• _Task material_:
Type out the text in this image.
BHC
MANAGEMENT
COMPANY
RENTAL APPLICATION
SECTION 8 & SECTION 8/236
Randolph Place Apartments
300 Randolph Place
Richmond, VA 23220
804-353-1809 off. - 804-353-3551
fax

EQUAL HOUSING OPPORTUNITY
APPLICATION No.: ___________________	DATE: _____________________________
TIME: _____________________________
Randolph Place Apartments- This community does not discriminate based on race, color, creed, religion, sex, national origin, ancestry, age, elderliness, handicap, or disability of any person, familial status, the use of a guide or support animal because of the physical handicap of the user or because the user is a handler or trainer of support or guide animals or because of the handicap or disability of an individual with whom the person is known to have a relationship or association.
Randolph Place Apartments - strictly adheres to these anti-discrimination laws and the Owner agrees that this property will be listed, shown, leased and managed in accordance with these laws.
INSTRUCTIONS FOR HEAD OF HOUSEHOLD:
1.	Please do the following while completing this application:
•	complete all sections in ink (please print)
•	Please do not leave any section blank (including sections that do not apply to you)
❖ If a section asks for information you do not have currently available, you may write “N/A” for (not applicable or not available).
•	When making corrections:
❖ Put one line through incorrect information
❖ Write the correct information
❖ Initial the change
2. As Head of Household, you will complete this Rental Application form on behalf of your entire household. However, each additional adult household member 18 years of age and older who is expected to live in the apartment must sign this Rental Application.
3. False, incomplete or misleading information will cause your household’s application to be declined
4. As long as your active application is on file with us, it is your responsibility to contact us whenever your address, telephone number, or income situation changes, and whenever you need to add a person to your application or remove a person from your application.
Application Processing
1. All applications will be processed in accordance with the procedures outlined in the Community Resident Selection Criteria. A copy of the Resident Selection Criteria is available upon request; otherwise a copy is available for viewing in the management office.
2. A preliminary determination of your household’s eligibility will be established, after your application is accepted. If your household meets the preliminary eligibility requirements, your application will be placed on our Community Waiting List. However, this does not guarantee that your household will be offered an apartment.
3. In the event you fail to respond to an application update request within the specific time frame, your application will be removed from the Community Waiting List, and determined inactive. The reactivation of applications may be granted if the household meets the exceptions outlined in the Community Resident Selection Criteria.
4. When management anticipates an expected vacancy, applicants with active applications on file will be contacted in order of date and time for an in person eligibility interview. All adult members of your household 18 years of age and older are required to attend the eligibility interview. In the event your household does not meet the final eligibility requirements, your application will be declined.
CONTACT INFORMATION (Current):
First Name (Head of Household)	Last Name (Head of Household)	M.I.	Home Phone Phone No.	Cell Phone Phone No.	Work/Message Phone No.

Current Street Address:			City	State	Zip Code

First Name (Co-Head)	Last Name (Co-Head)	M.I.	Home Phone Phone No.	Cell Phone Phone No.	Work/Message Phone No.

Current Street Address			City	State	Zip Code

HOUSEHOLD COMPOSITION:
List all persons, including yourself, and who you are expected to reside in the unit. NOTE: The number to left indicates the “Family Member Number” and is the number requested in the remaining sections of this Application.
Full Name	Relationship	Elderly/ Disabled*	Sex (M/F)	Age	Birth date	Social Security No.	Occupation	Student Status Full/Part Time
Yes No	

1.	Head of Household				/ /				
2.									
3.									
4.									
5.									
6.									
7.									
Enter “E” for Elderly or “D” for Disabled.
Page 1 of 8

• _Exercise brief_:
Every line of the material must be returned exactly as it appears.

• _Expected answer_:
Type out the text in this image.
BHC
MANAGEMENT
COMPANY
RENTAL APPLICATION
SECTION 8 & SECTION 8/236
Randolph Place Apartments
300 Randolph Place
Richmond, VA 23220
804-353-1809 off. - 804-353-3551
fax

EQUAL HOUSING OPPORTUNITY
APPLICATION No.: ___________________	DATE: _____________________________
TIME: _____________________________
Randolph Place Apartments- This community does not discriminate based on race, color, creed, religion, sex, national origin, ancestry, age, elderliness, handicap, or disability of any person, familial status, the use of a guide or support animal because of the physical handicap of the user or because the user is a handler or trainer of support or guide animals or because of the handicap or disability of an individual with whom the person is known to have a relationship or association.
Randolph Place Apartments - strictly adheres to these anti-discrimination laws and the Owner agrees that this property will be listed, shown, leased and managed in accordance with these laws.
INSTRUCTIONS FOR HEAD OF HOUSEHOLD:
1.	Please do the following while completing this application:
•	complete all sections in ink (please print)
•	Please do not leave any section blank (including sections that do not apply to you)
❖ If a section asks for information you do not have currently available, you may write “N/A” for (not applicable or not available).
•	When making corrections:
❖ Put one line through incorrect information
❖ Write the correct information
❖ Initial the change
2. As Head of Household, you will complete this Rental Application form on behalf of your entire household. However, each additional adult household member 18 years of age and older who is expected to live in the apartment must sign this Rental Application.
3. False, incomplete or misleading information will cause your household’s application to be declined
4. As long as your active application is on file with us, it is your responsibility to contact us whenever your address, telephone number, or income situation changes, and whenever you need to add a person to your application or remove a person from your application.
Application Processing
1. All applications will be processed in accordance with the procedures outlined in the Community Resident Selection Criteria. A copy of the Resident Selection Criteria is available upon request; otherwise a copy is available for viewing in the management office.
2. A preliminary determination of your household’s eligibility will be established, after your application is accepted. If your household meets the preliminary eligibility requirements, your application will be placed on our Community Waiting List. However, this does not guarantee that your household will be offered an apartment.
3. In the event you fail to respond to an application update request within the specific time frame, your application will be removed from the Community Waiting List, and determined inactive. The reactivation of applications may be granted if the household meets the exceptions outlined in the Community Resident Selection Criteria.
4. When management anticipates an expected vacancy, applicants with active applications on file will be contacted in order of date and time for an in person eligibility interview. All adult members of your household 18 years of age and older are required to attend the eligibility interview. In the event your household does not meet the final eligibility requirements, your application will be declined.
CONTACT INFORMATION (Current):
First Name (Head of Household)	Last Name (Head of Household)	M.I.	Home Phone Phone No.	Cell Phone Phone No.	Work/Message Phone No.

Current Street Address:			City	State	Zip Code

First Name (Co-Head)	Last Name (Co-Head)	M.I.	Home Phone Phone No.	Cell Phone Phone No.	Work/Message Phone No.

Current Street Address			City	State	Zip Code

HOUSEHOLD COMPOSITION:
List all persons, including yourself, and who you are expected to reside in the unit. NOTE: The number to left indicates the “Family Member Number” and is the number requested in the remaining sections of this Application.
Full Name	Relationship	Elderly/ Disabled*	Sex (M/F)	Age	Birth date	Social Security No.	Occupation	Student Status Full/Part Time
Yes No	

1.	Head of Household				/ /				
2.									
3.									
4.									
5.									
6.									
7.									
Enter “E” for Elderly or “D” for Disabled.
Page 1 of 8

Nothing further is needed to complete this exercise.